# [TASK REQUIREMENTS]
Scan the entries below. List each line with "Pharmaceutical".

-- INPUT DATA follows --

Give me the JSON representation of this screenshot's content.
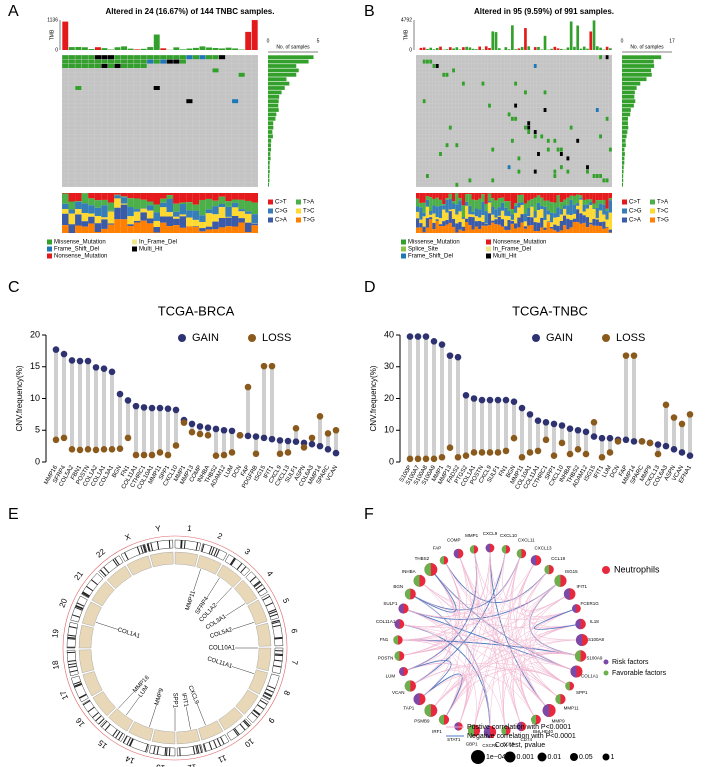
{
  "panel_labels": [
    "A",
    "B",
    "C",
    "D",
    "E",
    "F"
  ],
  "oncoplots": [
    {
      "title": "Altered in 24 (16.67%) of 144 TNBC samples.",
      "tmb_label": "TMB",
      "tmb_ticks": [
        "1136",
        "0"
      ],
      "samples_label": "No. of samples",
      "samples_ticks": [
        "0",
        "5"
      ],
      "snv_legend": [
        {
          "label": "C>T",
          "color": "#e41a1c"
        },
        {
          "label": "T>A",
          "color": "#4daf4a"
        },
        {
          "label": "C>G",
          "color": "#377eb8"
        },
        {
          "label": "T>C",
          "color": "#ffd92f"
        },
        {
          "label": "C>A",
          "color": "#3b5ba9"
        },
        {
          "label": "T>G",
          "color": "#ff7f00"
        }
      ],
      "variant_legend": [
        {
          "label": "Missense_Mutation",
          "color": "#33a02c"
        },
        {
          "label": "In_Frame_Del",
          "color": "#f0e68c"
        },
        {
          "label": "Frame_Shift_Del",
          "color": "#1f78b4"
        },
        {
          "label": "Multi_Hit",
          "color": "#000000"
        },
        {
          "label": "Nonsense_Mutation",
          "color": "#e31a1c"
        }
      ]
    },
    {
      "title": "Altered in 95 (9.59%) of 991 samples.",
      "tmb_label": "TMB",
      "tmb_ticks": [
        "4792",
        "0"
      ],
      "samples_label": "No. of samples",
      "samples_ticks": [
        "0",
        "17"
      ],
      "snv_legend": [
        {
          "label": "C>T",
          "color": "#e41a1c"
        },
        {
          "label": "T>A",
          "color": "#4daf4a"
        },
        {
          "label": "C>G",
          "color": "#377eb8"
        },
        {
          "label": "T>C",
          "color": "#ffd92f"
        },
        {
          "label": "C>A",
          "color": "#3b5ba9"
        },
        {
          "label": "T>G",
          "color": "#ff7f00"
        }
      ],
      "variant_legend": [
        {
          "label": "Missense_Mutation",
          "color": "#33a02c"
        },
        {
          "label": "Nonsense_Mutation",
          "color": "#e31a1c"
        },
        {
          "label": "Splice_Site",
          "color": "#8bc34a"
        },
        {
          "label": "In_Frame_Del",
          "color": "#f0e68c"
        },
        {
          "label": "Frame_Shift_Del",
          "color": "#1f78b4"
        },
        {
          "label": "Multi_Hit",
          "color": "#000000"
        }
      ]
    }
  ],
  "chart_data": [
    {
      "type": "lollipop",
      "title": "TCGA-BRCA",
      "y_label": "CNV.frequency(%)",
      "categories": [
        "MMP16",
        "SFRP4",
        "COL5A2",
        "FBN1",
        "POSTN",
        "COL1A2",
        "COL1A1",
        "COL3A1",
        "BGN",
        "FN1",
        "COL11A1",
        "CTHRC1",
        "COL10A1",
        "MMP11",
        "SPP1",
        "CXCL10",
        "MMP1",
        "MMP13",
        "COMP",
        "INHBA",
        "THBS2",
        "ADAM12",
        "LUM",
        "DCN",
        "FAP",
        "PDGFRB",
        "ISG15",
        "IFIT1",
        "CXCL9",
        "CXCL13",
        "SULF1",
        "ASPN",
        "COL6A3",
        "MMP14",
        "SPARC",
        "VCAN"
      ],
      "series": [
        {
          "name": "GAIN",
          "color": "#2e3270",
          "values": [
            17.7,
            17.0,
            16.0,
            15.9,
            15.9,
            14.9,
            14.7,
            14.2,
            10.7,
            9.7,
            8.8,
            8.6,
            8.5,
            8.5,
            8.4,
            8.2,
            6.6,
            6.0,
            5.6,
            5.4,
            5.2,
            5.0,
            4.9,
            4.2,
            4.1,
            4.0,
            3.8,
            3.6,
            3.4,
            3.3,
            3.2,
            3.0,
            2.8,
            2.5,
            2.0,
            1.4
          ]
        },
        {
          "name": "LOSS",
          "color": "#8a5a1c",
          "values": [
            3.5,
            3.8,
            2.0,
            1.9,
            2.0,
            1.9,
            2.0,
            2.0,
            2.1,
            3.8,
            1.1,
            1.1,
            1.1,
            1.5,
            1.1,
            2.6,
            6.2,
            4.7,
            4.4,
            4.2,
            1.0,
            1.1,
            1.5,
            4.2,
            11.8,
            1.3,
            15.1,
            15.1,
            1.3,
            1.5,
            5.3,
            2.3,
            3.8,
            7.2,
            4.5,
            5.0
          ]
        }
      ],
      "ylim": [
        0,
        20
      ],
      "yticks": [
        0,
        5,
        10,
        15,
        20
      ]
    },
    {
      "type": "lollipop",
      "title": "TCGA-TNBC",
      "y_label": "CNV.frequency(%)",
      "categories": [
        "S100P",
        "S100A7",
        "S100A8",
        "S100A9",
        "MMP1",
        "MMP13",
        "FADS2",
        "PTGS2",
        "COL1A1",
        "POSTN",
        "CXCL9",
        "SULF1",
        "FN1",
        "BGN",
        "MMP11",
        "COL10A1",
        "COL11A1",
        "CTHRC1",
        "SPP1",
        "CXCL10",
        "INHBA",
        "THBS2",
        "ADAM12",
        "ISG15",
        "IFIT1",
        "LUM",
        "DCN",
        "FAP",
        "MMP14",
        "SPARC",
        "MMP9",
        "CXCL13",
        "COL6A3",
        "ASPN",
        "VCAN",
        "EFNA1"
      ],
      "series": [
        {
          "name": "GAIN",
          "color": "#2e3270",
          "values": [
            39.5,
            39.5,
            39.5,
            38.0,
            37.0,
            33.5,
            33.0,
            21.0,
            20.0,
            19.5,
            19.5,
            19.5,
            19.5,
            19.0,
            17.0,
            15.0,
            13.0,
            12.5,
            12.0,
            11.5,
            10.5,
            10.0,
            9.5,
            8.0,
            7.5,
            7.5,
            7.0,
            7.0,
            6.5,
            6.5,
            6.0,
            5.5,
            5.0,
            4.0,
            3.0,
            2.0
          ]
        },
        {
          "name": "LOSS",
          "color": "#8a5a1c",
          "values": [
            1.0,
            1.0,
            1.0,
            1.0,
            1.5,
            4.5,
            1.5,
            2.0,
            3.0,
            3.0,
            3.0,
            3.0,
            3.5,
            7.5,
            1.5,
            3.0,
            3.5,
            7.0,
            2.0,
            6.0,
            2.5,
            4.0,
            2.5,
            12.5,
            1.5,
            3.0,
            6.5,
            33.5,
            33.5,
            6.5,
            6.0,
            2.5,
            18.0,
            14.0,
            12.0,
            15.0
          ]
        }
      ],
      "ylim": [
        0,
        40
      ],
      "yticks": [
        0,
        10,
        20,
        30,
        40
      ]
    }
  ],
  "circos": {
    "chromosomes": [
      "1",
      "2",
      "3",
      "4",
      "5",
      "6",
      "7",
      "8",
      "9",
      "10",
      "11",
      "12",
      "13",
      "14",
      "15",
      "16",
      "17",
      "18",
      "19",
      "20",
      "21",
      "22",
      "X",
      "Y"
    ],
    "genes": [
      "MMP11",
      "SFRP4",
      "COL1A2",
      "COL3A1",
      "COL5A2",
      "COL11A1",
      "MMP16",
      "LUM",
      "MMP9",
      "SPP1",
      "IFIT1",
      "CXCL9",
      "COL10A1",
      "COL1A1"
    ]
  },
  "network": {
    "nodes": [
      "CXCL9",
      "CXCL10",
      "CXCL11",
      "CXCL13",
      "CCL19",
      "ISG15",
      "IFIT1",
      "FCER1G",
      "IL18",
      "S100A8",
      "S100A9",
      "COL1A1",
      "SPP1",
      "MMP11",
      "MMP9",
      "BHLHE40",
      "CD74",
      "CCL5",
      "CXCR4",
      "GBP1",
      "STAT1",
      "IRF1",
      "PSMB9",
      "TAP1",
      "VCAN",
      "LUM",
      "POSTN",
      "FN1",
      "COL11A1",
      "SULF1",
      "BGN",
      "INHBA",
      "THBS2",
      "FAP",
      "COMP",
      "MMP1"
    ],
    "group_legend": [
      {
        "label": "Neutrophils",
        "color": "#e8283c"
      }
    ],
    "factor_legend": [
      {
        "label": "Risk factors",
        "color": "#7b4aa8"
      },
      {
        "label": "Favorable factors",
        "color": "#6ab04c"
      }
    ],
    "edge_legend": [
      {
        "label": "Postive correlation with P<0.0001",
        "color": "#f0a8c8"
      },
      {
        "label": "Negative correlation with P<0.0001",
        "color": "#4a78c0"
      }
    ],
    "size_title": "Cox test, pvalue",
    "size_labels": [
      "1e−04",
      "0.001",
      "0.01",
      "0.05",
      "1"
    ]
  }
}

-- INPUT DATA concluded --
-- INPUT DATA follows --

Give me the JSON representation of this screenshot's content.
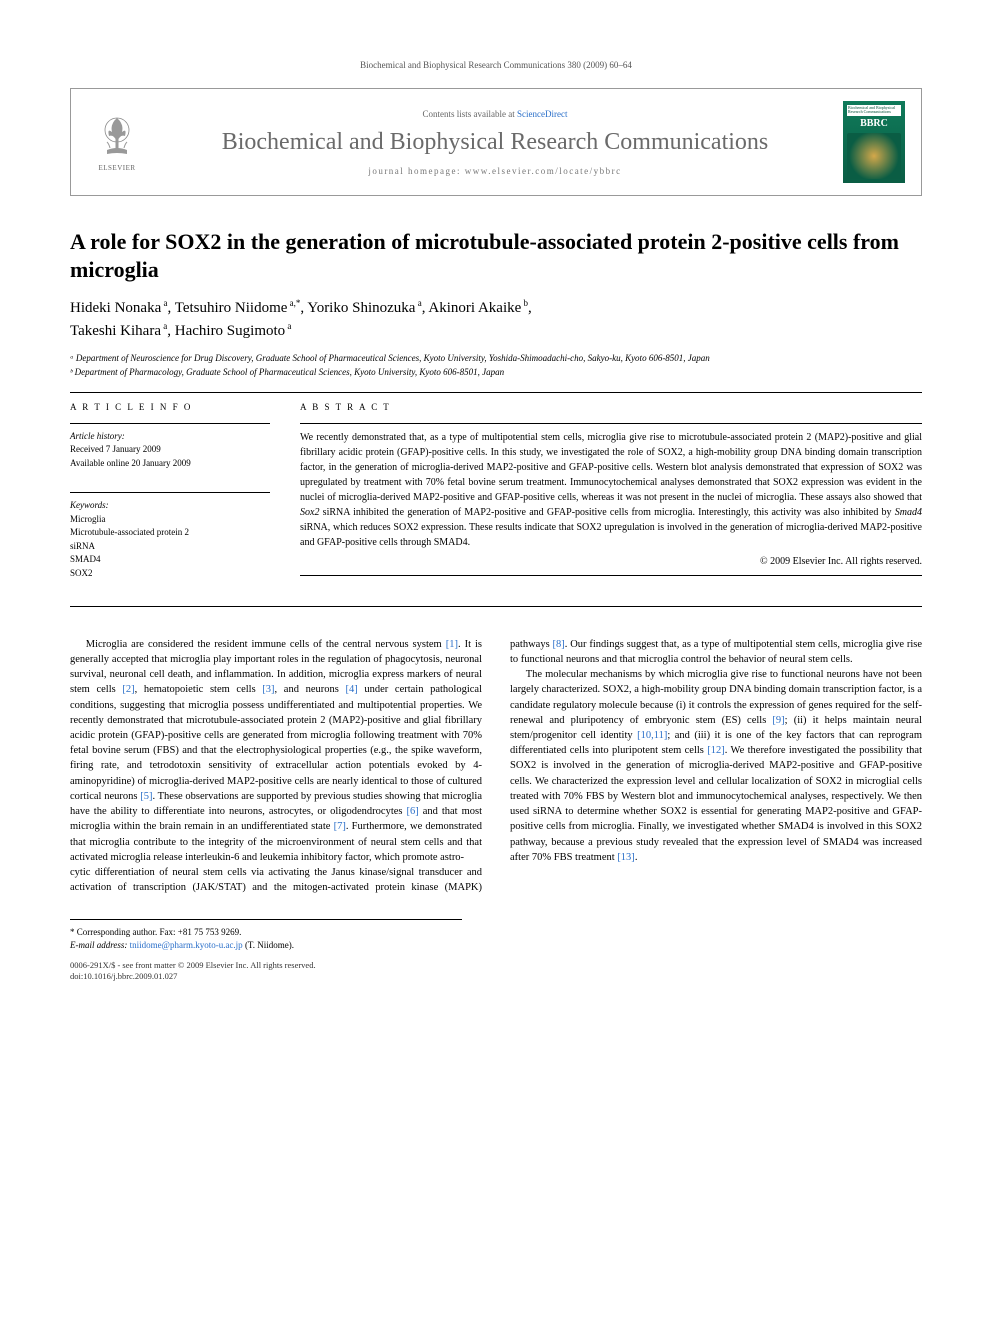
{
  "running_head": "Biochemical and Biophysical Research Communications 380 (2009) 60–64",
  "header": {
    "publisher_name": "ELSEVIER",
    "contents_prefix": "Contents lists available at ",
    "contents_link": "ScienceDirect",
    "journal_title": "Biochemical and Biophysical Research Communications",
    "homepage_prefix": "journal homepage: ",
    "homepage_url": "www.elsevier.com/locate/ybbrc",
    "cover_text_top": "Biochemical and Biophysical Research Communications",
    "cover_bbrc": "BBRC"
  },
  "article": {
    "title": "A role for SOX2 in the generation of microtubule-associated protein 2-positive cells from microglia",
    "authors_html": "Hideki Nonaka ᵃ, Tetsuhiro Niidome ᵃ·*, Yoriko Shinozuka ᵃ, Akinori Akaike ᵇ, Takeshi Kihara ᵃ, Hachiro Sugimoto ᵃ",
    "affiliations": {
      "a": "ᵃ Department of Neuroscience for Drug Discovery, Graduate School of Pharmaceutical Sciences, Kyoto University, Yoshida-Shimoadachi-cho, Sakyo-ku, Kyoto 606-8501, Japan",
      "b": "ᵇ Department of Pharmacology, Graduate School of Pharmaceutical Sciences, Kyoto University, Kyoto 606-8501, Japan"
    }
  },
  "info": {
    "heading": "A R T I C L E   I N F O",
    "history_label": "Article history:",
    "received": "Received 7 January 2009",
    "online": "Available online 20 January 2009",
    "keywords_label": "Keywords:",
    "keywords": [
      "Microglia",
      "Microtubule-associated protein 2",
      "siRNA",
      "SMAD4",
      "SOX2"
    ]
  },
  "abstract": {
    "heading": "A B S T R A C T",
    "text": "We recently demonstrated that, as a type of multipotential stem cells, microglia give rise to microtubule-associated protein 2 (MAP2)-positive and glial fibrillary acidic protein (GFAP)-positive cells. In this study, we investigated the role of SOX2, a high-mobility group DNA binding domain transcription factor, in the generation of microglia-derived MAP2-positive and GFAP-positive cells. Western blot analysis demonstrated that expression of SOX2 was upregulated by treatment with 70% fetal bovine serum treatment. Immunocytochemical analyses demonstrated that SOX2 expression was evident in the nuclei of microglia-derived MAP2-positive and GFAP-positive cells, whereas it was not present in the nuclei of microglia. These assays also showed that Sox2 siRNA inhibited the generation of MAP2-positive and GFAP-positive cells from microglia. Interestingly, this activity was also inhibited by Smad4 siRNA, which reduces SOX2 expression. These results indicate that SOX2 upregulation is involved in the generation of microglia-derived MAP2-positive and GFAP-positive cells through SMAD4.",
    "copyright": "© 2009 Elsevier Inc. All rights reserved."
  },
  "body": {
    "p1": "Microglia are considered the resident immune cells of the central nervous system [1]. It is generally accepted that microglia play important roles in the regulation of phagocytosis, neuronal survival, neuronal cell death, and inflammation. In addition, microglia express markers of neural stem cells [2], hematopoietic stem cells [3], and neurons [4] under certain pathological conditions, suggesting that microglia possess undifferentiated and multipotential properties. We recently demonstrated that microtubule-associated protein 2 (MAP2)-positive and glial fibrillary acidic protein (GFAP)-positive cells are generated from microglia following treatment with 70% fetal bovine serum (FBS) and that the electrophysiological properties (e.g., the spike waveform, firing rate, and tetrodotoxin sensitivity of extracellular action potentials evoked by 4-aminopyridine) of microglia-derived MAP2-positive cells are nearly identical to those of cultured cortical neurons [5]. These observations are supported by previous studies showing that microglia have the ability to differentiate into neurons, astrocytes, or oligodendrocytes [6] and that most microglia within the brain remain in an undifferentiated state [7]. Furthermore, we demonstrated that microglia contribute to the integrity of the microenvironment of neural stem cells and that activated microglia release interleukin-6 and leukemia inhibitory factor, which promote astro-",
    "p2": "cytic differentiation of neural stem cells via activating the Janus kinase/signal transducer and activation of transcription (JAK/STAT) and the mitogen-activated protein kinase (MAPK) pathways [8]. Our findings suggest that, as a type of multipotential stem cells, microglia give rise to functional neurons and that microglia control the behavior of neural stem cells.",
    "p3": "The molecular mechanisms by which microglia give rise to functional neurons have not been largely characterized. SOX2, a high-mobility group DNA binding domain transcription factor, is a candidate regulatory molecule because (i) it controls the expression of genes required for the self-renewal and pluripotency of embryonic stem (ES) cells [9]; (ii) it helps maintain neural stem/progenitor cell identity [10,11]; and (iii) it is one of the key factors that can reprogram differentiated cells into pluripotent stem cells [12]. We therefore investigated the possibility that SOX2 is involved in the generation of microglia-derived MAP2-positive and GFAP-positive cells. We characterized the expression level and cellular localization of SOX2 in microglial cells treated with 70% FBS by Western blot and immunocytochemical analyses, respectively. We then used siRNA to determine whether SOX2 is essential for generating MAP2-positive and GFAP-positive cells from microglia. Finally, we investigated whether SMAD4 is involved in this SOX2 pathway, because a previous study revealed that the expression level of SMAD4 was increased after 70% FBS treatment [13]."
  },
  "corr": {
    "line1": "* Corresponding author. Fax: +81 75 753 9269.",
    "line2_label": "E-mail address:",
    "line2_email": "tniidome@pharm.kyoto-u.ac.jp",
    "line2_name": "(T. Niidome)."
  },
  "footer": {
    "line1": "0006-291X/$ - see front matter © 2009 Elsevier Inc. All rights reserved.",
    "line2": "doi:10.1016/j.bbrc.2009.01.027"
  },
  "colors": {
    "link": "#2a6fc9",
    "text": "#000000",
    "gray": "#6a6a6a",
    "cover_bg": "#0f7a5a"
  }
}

-- INPUT DATA concluded --

# [ANSWER]
      "a": "ᵃ Department of Neuroscience for Drug Discovery, Graduate School of Pharmaceutical Sciences, Kyoto University, Yoshida-Shimoadachi-cho, Sakyo-ku, Kyoto 606-8501, Japan",
      "b": "ᵇ Department of Pharmacology, Graduate School of Pharmaceutical Sciences, Kyoto University, Kyoto 606-8501, Japan"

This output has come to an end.